G7 Berniat Perketat Sanksi Terhadap Rusia
Di Hiroshima, Jepang, para pemimpin G7 akan kembali menyelaraskan kebijakan sanksi ekonomi atas Rusia. Selain itu, mengadang agresivitas China juga akan menjadi pembahasan.

Aparat keamanan tengah menunggu kehadiran pesawat yang mengangkut pemimpin negara anggota G7 di apron Bandara Hiroshima pada Kamis (18/5/2023).
Hiroshima, Kamis - Rencana penerapan sanksi baru terhadap Rusia akan menjadi fokus utama para pemimpin negara-negara industri maju, Kelompok G7, dalam Konferensi Tingkat Tinggi yang akan berlangsung selama tiga hari di Hiroshima, Jepang. Tak hanya menyoal Rusia, G7 juga akan membahas tentang persaingan mereka dengan China yang dinilai semakin agresif, mulai dari soal ekonomi hingga perluasan wilayah teritorial.
Dalam KTT yang akan berlangsung Jumat (19/5/2023), para pemimpin negara-negara G7, termasuk Presiden Amerika Serikat Joe Biden, akan mencoba menyelaraskan kebijakan mereka satu sama lain. Sudah menjadi pemahaman bersama bahwa tidak semua negara anggota G7 memiliki pemahaman dan kebijakan yang sama terhadap Rusia dan China.

**Item yang Disediakan**
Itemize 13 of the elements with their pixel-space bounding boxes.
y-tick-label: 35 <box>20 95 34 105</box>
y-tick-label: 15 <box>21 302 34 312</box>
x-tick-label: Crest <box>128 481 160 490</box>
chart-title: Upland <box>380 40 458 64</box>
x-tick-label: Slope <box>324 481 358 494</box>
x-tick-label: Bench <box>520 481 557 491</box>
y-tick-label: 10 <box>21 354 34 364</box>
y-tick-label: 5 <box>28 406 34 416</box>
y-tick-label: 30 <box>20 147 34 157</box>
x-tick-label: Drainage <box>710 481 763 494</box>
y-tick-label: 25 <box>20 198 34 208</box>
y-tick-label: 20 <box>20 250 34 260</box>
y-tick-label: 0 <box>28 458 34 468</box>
* * *
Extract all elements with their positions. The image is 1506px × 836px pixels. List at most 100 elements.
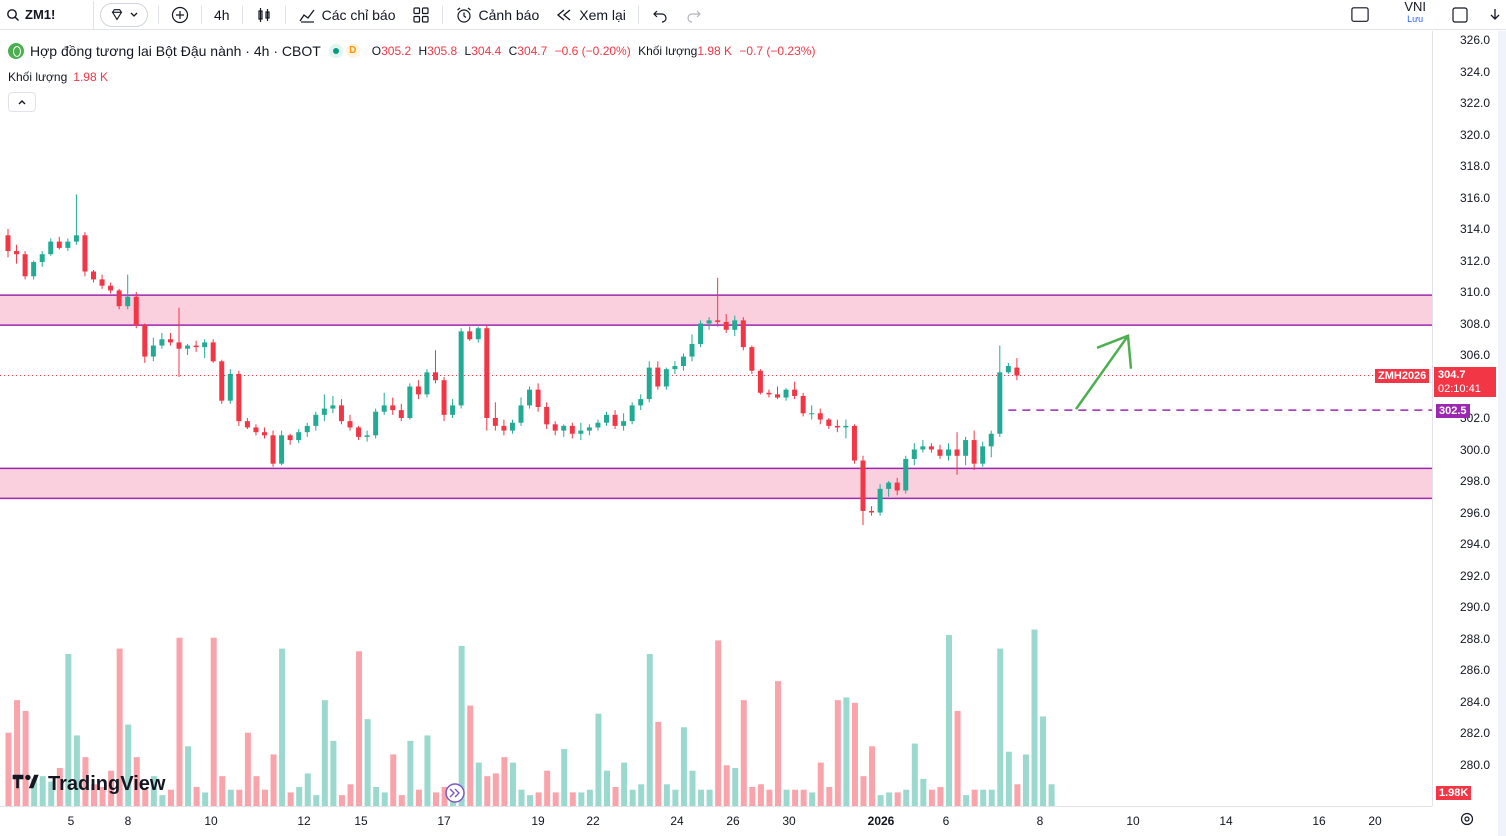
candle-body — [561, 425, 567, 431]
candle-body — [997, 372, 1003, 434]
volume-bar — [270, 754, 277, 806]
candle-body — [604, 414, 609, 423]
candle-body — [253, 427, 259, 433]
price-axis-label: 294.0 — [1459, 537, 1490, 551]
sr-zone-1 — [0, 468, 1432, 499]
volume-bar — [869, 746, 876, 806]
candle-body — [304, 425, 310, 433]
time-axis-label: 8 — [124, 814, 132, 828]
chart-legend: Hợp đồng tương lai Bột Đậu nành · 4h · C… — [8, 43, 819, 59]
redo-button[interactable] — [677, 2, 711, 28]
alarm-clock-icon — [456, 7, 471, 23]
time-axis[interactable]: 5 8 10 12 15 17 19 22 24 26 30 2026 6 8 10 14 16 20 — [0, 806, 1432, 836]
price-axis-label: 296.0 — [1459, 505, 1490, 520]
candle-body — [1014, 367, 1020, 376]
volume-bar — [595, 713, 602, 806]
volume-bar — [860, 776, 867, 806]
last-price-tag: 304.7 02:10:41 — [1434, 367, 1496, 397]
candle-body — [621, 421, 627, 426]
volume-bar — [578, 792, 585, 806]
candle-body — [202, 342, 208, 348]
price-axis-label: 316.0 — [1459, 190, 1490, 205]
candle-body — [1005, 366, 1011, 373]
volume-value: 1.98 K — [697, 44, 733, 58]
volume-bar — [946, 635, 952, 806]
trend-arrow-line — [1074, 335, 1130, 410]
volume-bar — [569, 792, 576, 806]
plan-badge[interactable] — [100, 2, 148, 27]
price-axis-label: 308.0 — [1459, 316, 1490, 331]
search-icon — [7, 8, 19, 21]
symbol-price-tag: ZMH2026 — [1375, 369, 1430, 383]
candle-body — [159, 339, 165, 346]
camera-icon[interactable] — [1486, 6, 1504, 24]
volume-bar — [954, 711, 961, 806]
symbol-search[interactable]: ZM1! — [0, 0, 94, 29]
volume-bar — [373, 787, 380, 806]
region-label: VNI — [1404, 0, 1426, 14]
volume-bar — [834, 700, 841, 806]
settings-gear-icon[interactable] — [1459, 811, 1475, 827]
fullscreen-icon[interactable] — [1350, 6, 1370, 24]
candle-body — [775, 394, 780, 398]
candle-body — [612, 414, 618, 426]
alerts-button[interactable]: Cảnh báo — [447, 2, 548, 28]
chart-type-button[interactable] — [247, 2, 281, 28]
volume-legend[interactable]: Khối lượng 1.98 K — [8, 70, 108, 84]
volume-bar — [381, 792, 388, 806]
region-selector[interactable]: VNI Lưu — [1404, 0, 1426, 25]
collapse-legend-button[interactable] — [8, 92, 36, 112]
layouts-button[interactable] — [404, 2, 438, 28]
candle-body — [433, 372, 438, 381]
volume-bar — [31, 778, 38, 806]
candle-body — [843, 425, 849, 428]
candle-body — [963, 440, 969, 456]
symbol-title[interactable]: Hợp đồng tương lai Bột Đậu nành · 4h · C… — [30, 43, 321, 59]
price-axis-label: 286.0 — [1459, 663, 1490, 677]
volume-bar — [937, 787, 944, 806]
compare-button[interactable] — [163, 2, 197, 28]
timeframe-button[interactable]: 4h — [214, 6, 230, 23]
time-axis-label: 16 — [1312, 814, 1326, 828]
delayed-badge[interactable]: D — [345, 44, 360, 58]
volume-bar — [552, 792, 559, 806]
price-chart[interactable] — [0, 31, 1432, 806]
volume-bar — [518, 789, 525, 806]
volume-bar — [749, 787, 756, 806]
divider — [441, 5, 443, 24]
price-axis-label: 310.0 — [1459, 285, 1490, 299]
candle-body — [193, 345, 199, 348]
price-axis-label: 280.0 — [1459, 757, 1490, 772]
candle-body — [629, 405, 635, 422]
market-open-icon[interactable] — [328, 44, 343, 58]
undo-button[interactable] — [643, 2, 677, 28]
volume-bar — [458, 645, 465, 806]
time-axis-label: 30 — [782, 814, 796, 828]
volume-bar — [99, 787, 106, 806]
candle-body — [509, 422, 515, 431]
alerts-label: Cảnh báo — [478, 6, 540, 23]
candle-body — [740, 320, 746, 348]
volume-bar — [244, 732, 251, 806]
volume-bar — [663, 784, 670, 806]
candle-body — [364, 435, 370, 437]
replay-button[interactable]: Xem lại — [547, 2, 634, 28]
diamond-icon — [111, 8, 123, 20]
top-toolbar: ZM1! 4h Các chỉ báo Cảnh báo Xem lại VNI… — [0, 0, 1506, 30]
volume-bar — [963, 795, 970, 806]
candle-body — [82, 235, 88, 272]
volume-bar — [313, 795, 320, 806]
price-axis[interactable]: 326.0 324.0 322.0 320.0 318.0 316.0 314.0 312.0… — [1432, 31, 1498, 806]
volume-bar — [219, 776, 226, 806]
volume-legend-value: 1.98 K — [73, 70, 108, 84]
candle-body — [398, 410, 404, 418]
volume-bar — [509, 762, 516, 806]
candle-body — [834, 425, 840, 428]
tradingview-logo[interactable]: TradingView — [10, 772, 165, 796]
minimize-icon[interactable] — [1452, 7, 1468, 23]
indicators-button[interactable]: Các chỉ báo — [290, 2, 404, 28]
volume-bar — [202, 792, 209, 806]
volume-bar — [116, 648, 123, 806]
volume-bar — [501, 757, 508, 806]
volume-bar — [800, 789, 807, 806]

**Tugas Anda**
(a) Terjemahkan kalimat dari teks tentang G7 ini ke dalam bahasa Inggris: "Sudah menjadi pemahaman bersama bahwa tidak semua negara anggota G7 memiliki pemahaman dan kebijakan yang sama terhadap Rusia dan China."
(b) Sunting bagian teks tentang G7 yang dibuka dengan kata-kata yang memuat "Dalam KTT yang" dan ditutup dengan "Rusia dan China.", lalu ganti "Jumat" dengan "Sabtu".
(c) Teruskan teks tentang G7 mulai dari titik akhirnya.
Item-item tersebut merupakan bahan yang terpisah dari teks tentang G7.

**Jawaban Tiap Tugas**
(a) It is commonly understood that not all G7 member countries share the same understanding and policies toward Russia and China.

(b)
Dalam KTT yang akan berlangsung Sabtu (19/5/2023), para pemimpin negara-negara G7, termasuk Presiden Amerika Serikat Joe Biden, akan mencoba menyelaraskan kebijakan mereka satu sama lain. Sudah menjadi pemahaman bersama bahwa tidak semua negara anggota G7 memiliki pemahaman dan kebijakan yang sama terhadap Rusia dan China.

(c)
Baca juga : Sanksi untuk Rusia : Dari Kucing Sampai Tchaikovsky
Penasihat Keamanan Nasional Gedung Putih Jake Sullivan mengatakan, fokus para pemimpin G7 nantinya adalah pengetatan rezim sanksi yang telah dijatuhkan sejak Rusia menginvasi Ukraina, 24 Februari tahun lalu.
”Akan ada diskusi tentang keadaan sanksi dan langkah-langkah yang akan dilakukan bersama oleh G7 untuk memastikan sanksi itu efektif. Pernyataan G7 akan berpusat pada masalah penegakannya,” kata Sullivan.

Presiden Amerika Serikat berjalan menuruni tangga pesawat kepresidenan AS, Air Force One yang mendarat di Iwakuni, Pangkalan Udara Korps Marinir AS di Jepang pada Kamis (18/5/2023).
Berdasarkan statistik, sanksi ekonomi yang dijatuhkan terhadap Rusia telah mengakibatkan ekonomi Rusia terkontraksi 1,9 persen lagi pada kuartal terakhir tahun 2022. Pembatasan harga minyak Rusia, menurut Badan Energi Internasional, telah mengurangi pendapatan minyak Rusia sebesar 43 persen.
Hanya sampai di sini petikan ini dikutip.